* Begin RECORD LIST *
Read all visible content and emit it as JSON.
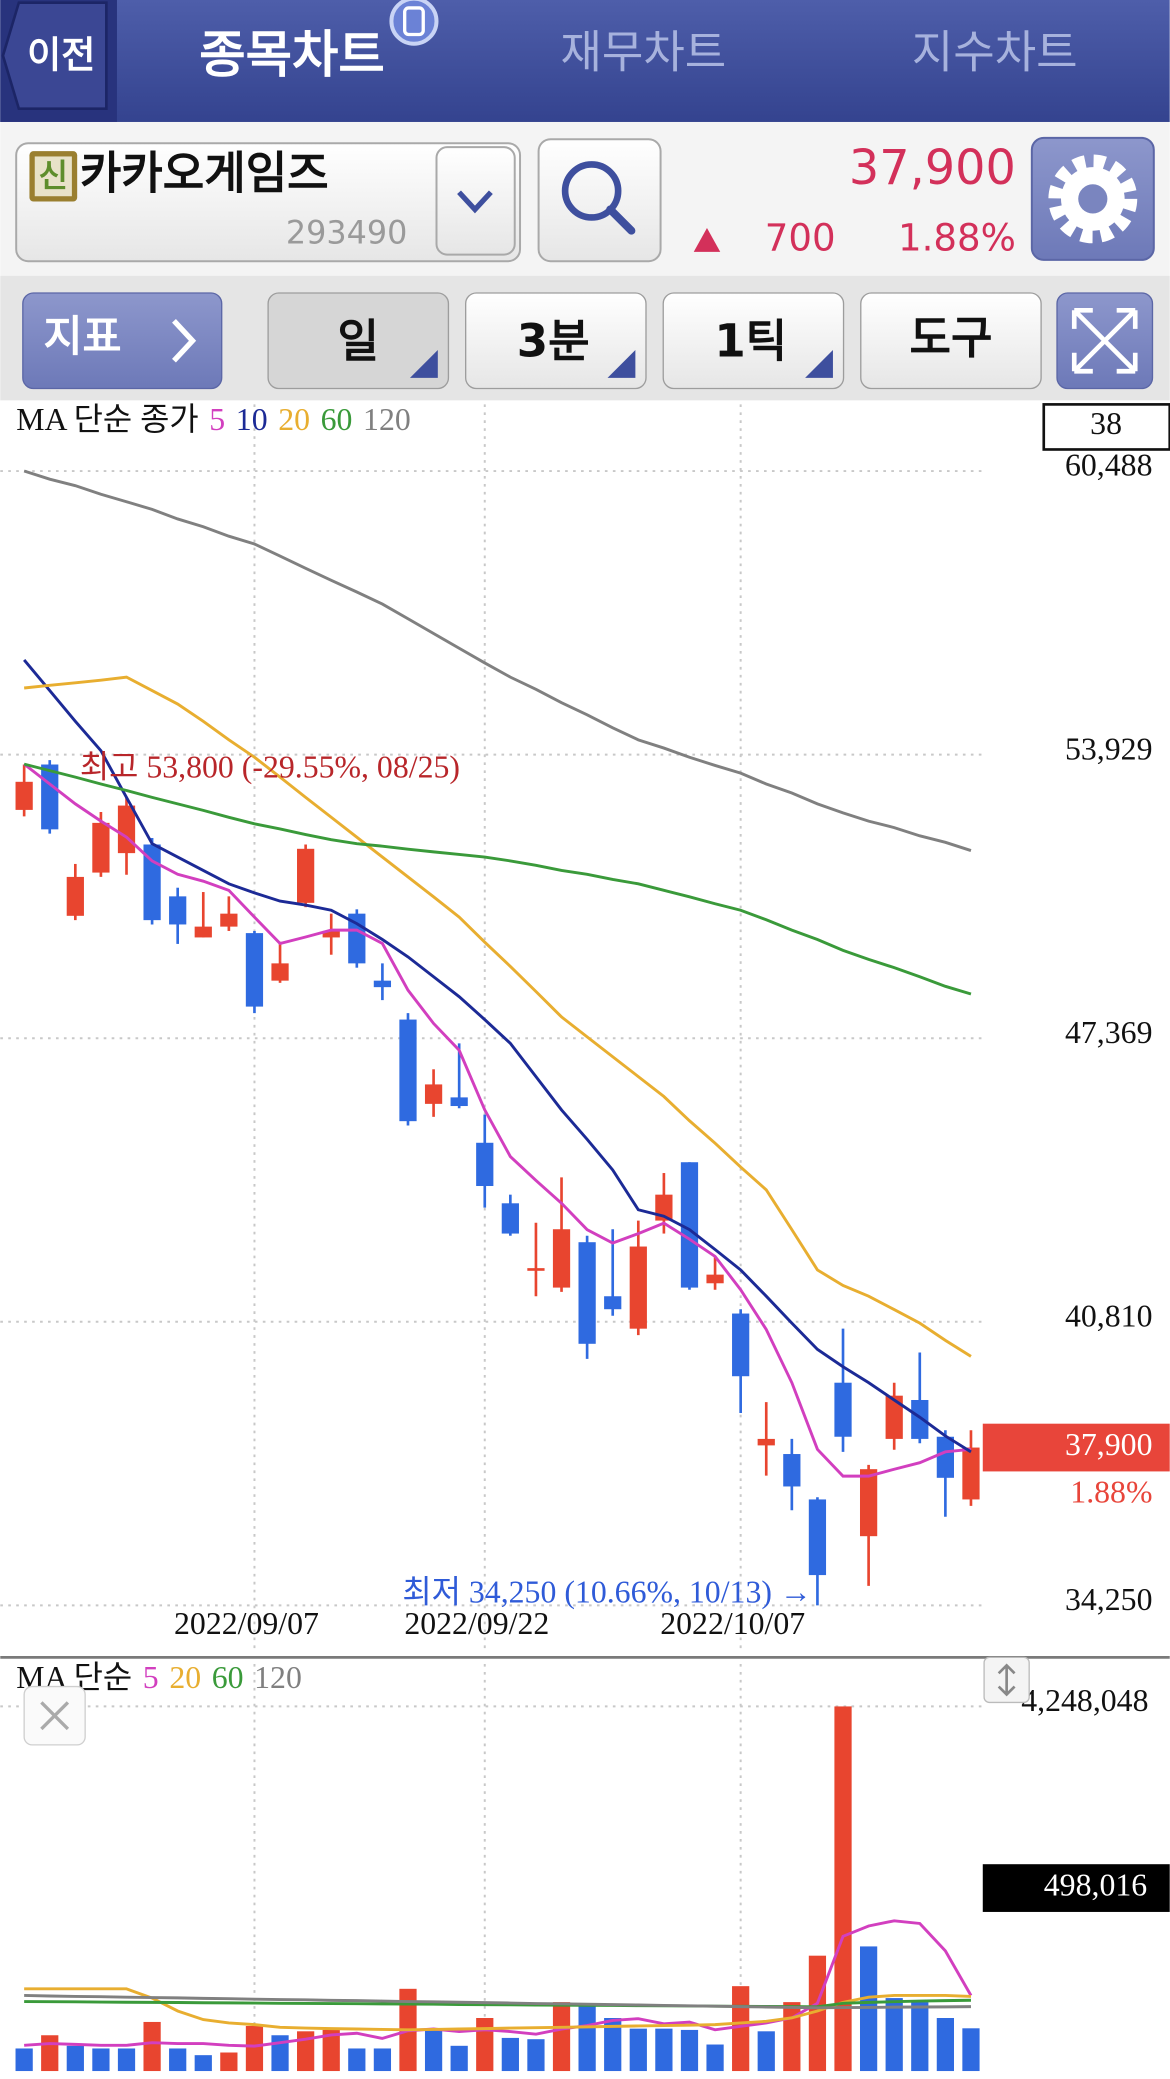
{
  "header": {
    "back": "이전",
    "tabs": [
      "종목차트",
      "재무차트",
      "지수차트"
    ]
  },
  "stock": {
    "badge": "신",
    "name": "카카오게임즈",
    "code": "293490",
    "price": "37,900",
    "change": "700",
    "change_pct": "1.88%"
  },
  "toolbar": {
    "indicator": "지표",
    "buttons": [
      "일",
      "3분",
      "1틱",
      "도구"
    ]
  },
  "chart_data": [
    {
      "type": "candlestick",
      "ma_label": "MA 단순 종가",
      "count": 38,
      "up_color": "#e8452f",
      "down_color": "#2f6ae0",
      "categories": [
        null,
        null,
        null,
        null,
        null,
        null,
        null,
        null,
        null,
        "2022/09/07",
        null,
        null,
        null,
        null,
        null,
        null,
        null,
        null,
        "2022/09/22",
        null,
        null,
        null,
        null,
        null,
        null,
        null,
        null,
        null,
        "2022/10/07",
        null,
        null,
        null,
        null,
        null,
        null,
        null,
        null,
        null
      ],
      "open": [
        52650,
        53700,
        50200,
        51200,
        51650,
        51850,
        50650,
        49700,
        49950,
        49800,
        48700,
        50500,
        49700,
        50250,
        48700,
        47800,
        45850,
        46000,
        44950,
        43550,
        42000,
        41600,
        42650,
        41400,
        40650,
        43150,
        44500,
        41700,
        41000,
        37950,
        37750,
        36700,
        39400,
        35850,
        38100,
        39000,
        38150,
        36700
      ],
      "high": [
        53700,
        53800,
        51400,
        52600,
        52950,
        52000,
        50850,
        50750,
        50650,
        49850,
        49600,
        51850,
        50250,
        50350,
        49100,
        47950,
        46650,
        47250,
        45600,
        43750,
        43100,
        44150,
        42800,
        42950,
        43150,
        44250,
        44500,
        42300,
        41100,
        38950,
        38100,
        36750,
        40650,
        37500,
        39400,
        40100,
        38300,
        38300
      ],
      "low": [
        52500,
        52100,
        50100,
        51100,
        51150,
        50000,
        49550,
        49700,
        49850,
        47950,
        48650,
        50400,
        49300,
        49000,
        48250,
        45350,
        45550,
        45750,
        43450,
        42800,
        41400,
        41500,
        39950,
        40950,
        40500,
        42850,
        41550,
        41550,
        38700,
        37250,
        36450,
        34250,
        37800,
        34700,
        37850,
        38000,
        36300,
        36550
      ],
      "close": [
        53300,
        52200,
        51100,
        52350,
        52750,
        50100,
        50000,
        49950,
        50250,
        48100,
        49100,
        51750,
        49850,
        49100,
        48550,
        45450,
        46300,
        45800,
        43950,
        42850,
        42050,
        42950,
        40300,
        41100,
        42550,
        43750,
        41600,
        41900,
        39550,
        38100,
        37000,
        34950,
        38150,
        37400,
        39100,
        38100,
        37200,
        37900
      ],
      "series": [
        {
          "name": "5",
          "color": "#d23fbf",
          "values": [
            53710,
            53250,
            52790,
            52390,
            52020,
            51470,
            51160,
            51000,
            50790,
            50170,
            49560,
            49710,
            49870,
            49870,
            49560,
            48480,
            47710,
            47090,
            45710,
            44630,
            44080,
            43550,
            42940,
            42630,
            42850,
            43090,
            42720,
            42320,
            41550,
            40630,
            39400,
            37860,
            37240,
            37240,
            37400,
            37550,
            37800,
            37860
          ]
        },
        {
          "name": "10",
          "color": "#1c2a96",
          "values": [
            56120,
            55410,
            54700,
            54020,
            52940,
            51870,
            51560,
            51250,
            50940,
            50730,
            50540,
            50450,
            50330,
            50020,
            49650,
            49250,
            48790,
            48330,
            47800,
            47250,
            46480,
            45710,
            45030,
            44320,
            43400,
            43250,
            42940,
            42480,
            42010,
            41400,
            40780,
            40170,
            39770,
            39400,
            39000,
            38600,
            38170,
            37800
          ]
        },
        {
          "name": "20",
          "color": "#e8ae30",
          "values": [
            55470,
            55530,
            55590,
            55650,
            55720,
            55410,
            55100,
            54700,
            54270,
            53870,
            53410,
            52940,
            52480,
            52020,
            51560,
            51100,
            50640,
            50170,
            49590,
            49030,
            48450,
            47860,
            47400,
            46940,
            46480,
            46020,
            45460,
            44940,
            44390,
            43860,
            42940,
            42010,
            41650,
            41400,
            41090,
            40780,
            40380,
            40010
          ]
        },
        {
          "name": "60",
          "color": "#3a9a3a",
          "values": [
            53710,
            53560,
            53410,
            53250,
            53100,
            52940,
            52790,
            52640,
            52480,
            52330,
            52210,
            52080,
            51960,
            51870,
            51810,
            51740,
            51680,
            51620,
            51560,
            51470,
            51370,
            51250,
            51160,
            51040,
            50940,
            50790,
            50640,
            50480,
            50330,
            50110,
            49870,
            49650,
            49400,
            49190,
            49000,
            48790,
            48570,
            48390
          ]
        },
        {
          "name": "120",
          "color": "#808080",
          "values": [
            60490,
            60300,
            60150,
            59950,
            59780,
            59600,
            59380,
            59200,
            58980,
            58800,
            58520,
            58240,
            57960,
            57690,
            57410,
            57070,
            56730,
            56390,
            56050,
            55720,
            55440,
            55130,
            54850,
            54550,
            54270,
            54080,
            53870,
            53680,
            53500,
            53250,
            53040,
            52790,
            52580,
            52390,
            52240,
            52050,
            51900,
            51710
          ]
        }
      ],
      "ylim": [
        33200,
        62030
      ],
      "yticks": [
        {
          "value": 60488,
          "label": "60,488"
        },
        {
          "value": 53929,
          "label": "53,929"
        },
        {
          "value": 47369,
          "label": "47,369"
        },
        {
          "value": 40810,
          "label": "40,810"
        },
        {
          "value": 34250,
          "label": "34,250"
        }
      ],
      "grid": true,
      "annotations": [
        "최고 53,800 (-29.55%, 08/25)",
        "최저 34,250 (10.66%, 10/13) →"
      ]
    },
    {
      "type": "bar",
      "ma_label": "MA 단순",
      "up_color": "#e8452f",
      "down_color": "#2f6ae0",
      "values": [
        263000,
        417000,
        294000,
        263000,
        263000,
        572000,
        263000,
        185000,
        216000,
        525000,
        417000,
        463000,
        479000,
        263000,
        263000,
        958000,
        494000,
        294000,
        618000,
        386000,
        371000,
        803000,
        772000,
        618000,
        494000,
        494000,
        479000,
        309000,
        989000,
        463000,
        803000,
        1344000,
        4248048,
        1452000,
        850000,
        803000,
        618000,
        498016
      ],
      "last_label": "498,016",
      "series": [
        {
          "name": "5",
          "color": "#d23fbf",
          "values": [
            300000,
            320000,
            310000,
            300000,
            300000,
            330000,
            320000,
            320000,
            300000,
            290000,
            330000,
            370000,
            420000,
            440000,
            380000,
            470000,
            490000,
            460000,
            480000,
            460000,
            430000,
            490000,
            530000,
            590000,
            610000,
            550000,
            570000,
            480000,
            520000,
            560000,
            620000,
            790000,
            1570000,
            1690000,
            1750000,
            1720000,
            1400000,
            880000
          ]
        },
        {
          "name": "20",
          "color": "#e8ae30",
          "values": [
            958000,
            958000,
            958000,
            958000,
            958000,
            850000,
            700000,
            600000,
            560000,
            540000,
            510000,
            500000,
            495000,
            490000,
            485000,
            480000,
            485000,
            490000,
            495000,
            500000,
            505000,
            510000,
            515000,
            520000,
            525000,
            530000,
            535000,
            540000,
            560000,
            580000,
            620000,
            700000,
            800000,
            860000,
            880000,
            880000,
            880000,
            870000
          ]
        },
        {
          "name": "60",
          "color": "#3a9a3a",
          "values": [
            810000,
            808000,
            806000,
            804000,
            802000,
            800000,
            798000,
            796000,
            794000,
            792000,
            790000,
            788000,
            786000,
            784000,
            782000,
            780000,
            778000,
            776000,
            774000,
            772000,
            770000,
            768000,
            766000,
            764000,
            762000,
            760000,
            758000,
            756000,
            754000,
            752000,
            750000,
            748000,
            790000,
            800000,
            808000,
            815000,
            820000,
            825000
          ]
        },
        {
          "name": "120",
          "color": "#808080",
          "values": [
            880000,
            875000,
            870000,
            866000,
            861000,
            856000,
            852000,
            847000,
            843000,
            838000,
            833000,
            829000,
            824000,
            820000,
            815000,
            810000,
            806000,
            801000,
            797000,
            792000,
            787000,
            783000,
            778000,
            774000,
            769000,
            764000,
            760000,
            755000,
            751000,
            746000,
            741000,
            737000,
            740000,
            742000,
            744000,
            746000,
            748000,
            750000
          ]
        }
      ],
      "ylim": [
        0,
        4248048
      ],
      "yticks": [
        {
          "value": 4248048,
          "label": "4,248,048"
        }
      ],
      "grid": true
    }
  ]
}
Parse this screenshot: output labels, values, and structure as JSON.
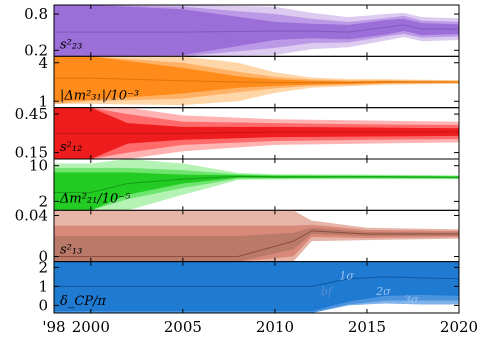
{
  "chart_data": {
    "type": "area",
    "x_ticks": [
      {
        "label": "'98",
        "year": 1998
      },
      {
        "label": "2000",
        "year": 2000
      },
      {
        "label": "2005",
        "year": 2005
      },
      {
        "label": "2010",
        "year": 2010
      },
      {
        "label": "2015",
        "year": 2015
      },
      {
        "label": "2020",
        "year": 2020
      }
    ],
    "xlim": [
      1998,
      2020
    ],
    "panels": [
      {
        "key": "s23",
        "label": "s²₂₃",
        "ylim": [
          0.1,
          0.95
        ],
        "yticks": [
          "0.8",
          "0.2"
        ],
        "ytick_values": [
          0.8,
          0.2
        ],
        "colors": [
          "#dccaf0",
          "#bb99e6",
          "#9b6ed8"
        ],
        "line_color": "#7a4fb5",
        "years": [
          1998,
          2000,
          2005,
          2010,
          2012,
          2014,
          2016,
          2017,
          2018,
          2020
        ],
        "center": [
          0.5,
          0.5,
          0.5,
          0.52,
          0.52,
          0.5,
          0.58,
          0.62,
          0.55,
          0.55
        ],
        "band1": [
          0.45,
          0.45,
          0.38,
          0.15,
          0.12,
          0.12,
          0.12,
          0.1,
          0.1,
          0.08
        ],
        "band2": [
          0.45,
          0.45,
          0.42,
          0.28,
          0.2,
          0.17,
          0.15,
          0.15,
          0.14,
          0.12
        ],
        "band3": [
          0.45,
          0.45,
          0.45,
          0.4,
          0.3,
          0.25,
          0.22,
          0.2,
          0.2,
          0.18
        ]
      },
      {
        "key": "dm31",
        "label": "|Δm²₃₁|/10⁻³",
        "ylim": [
          0.5,
          4.5
        ],
        "yticks": [
          "4",
          "1"
        ],
        "ytick_values": [
          4,
          1
        ],
        "colors": [
          "#ffd6a8",
          "#ffb266",
          "#ff8c1a"
        ],
        "line_color": "#d06a00",
        "years": [
          1998,
          2000,
          2005,
          2008,
          2010,
          2012,
          2014,
          2016,
          2018,
          2020
        ],
        "center": [
          2.8,
          2.8,
          2.6,
          2.5,
          2.45,
          2.45,
          2.45,
          2.5,
          2.5,
          2.5
        ],
        "band1": [
          1.8,
          1.7,
          1.0,
          0.45,
          0.25,
          0.15,
          0.1,
          0.08,
          0.06,
          0.05
        ],
        "band2": [
          2.0,
          1.8,
          1.4,
          0.8,
          0.45,
          0.25,
          0.18,
          0.14,
          0.12,
          0.1
        ],
        "band3": [
          2.0,
          2.0,
          1.9,
          1.5,
          0.8,
          0.4,
          0.28,
          0.22,
          0.18,
          0.15
        ]
      },
      {
        "key": "s12",
        "label": "s²₁₂",
        "ylim": [
          0.1,
          0.5
        ],
        "yticks": [
          "0.45",
          "0.15"
        ],
        "ytick_values": [
          0.45,
          0.15
        ],
        "colors": [
          "#ffb3b3",
          "#ff6b6b",
          "#ee1c1c"
        ],
        "line_color": "#b51010",
        "years": [
          1998,
          2000,
          2002,
          2005,
          2010,
          2015,
          2020
        ],
        "center": [
          0.3,
          0.3,
          0.3,
          0.3,
          0.31,
          0.31,
          0.31
        ],
        "band1": [
          0.2,
          0.2,
          0.08,
          0.05,
          0.04,
          0.035,
          0.03
        ],
        "band2": [
          0.2,
          0.2,
          0.15,
          0.09,
          0.07,
          0.06,
          0.055
        ],
        "band3": [
          0.2,
          0.2,
          0.2,
          0.14,
          0.1,
          0.09,
          0.08
        ]
      },
      {
        "key": "dm21",
        "label": "Δm²₂₁/10⁻⁵",
        "ylim": [
          0,
          11.5
        ],
        "yticks": [
          "10",
          "2"
        ],
        "ytick_values": [
          10,
          2
        ],
        "colors": [
          "#b4f3b4",
          "#6fe56f",
          "#22cc22"
        ],
        "line_color": "#118811",
        "years": [
          1998,
          2000,
          2002,
          2005,
          2008,
          2010,
          2015,
          2020
        ],
        "center": [
          4,
          4,
          6,
          7,
          7.6,
          7.5,
          7.5,
          7.4
        ],
        "band1": [
          4.5,
          4.5,
          2.5,
          1.0,
          0.3,
          0.25,
          0.2,
          0.18
        ],
        "band2": [
          5.5,
          5.5,
          3.5,
          2.0,
          0.5,
          0.4,
          0.35,
          0.3
        ],
        "band3": [
          6.5,
          6.5,
          6.0,
          3.5,
          0.8,
          0.6,
          0.5,
          0.45
        ]
      },
      {
        "key": "s13",
        "label": "s²₁₃",
        "ylim": [
          -0.005,
          0.045
        ],
        "yticks": [
          "0.04",
          "0"
        ],
        "ytick_values": [
          0.04,
          0
        ],
        "colors": [
          "#e7b5a8",
          "#d9897a",
          "#b97a6a"
        ],
        "line_color": "#7a3a2a",
        "years": [
          1998,
          2005,
          2008,
          2011,
          2012,
          2015,
          2020
        ],
        "center": [
          0,
          0,
          0.0,
          0.015,
          0.025,
          0.022,
          0.022
        ],
        "band1": [
          0.02,
          0.02,
          0.02,
          0.008,
          0.003,
          0.002,
          0.0015
        ],
        "band2": [
          0.03,
          0.03,
          0.03,
          0.015,
          0.006,
          0.004,
          0.003
        ],
        "band3": [
          0.045,
          0.045,
          0.045,
          0.035,
          0.01,
          0.006,
          0.0045
        ]
      },
      {
        "key": "dcp",
        "label": "δ_CP/π",
        "ylim": [
          -0.4,
          2.3
        ],
        "yticks": [
          "2",
          "1",
          "0"
        ],
        "ytick_values": [
          2,
          1,
          0
        ],
        "colors": [
          "#7fb3ea",
          "#4c94de",
          "#1f7ad1"
        ],
        "line_color": "#0b4a8a",
        "years": [
          1998,
          2012,
          2014,
          2016,
          2018,
          2020
        ],
        "center": [
          1,
          1,
          1.4,
          1.5,
          1.45,
          1.4
        ],
        "band1": [
          1.3,
          1.3,
          1.2,
          1.0,
          0.9,
          0.9
        ],
        "band2": [
          1.4,
          1.4,
          1.35,
          1.25,
          1.2,
          1.15
        ],
        "band3": [
          1.4,
          1.4,
          1.4,
          1.4,
          1.4,
          1.35
        ],
        "annotations": [
          {
            "text": "1σ",
            "year": 2013.5,
            "value": 1.35
          },
          {
            "text": "bf",
            "year": 2012.5,
            "value": 0.55
          },
          {
            "text": "2σ",
            "year": 2015.5,
            "value": 0.55
          },
          {
            "text": "3σ",
            "year": 2017,
            "value": 0.1
          }
        ]
      }
    ]
  }
}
* End RECORD LIST *
PROBLEM REQUIREMENTS:
Every line containing the string "type" must be listed.

ANSWER TO THE TASK:
      "type": "candlestick",
      "type": "bar",
    "type": "area",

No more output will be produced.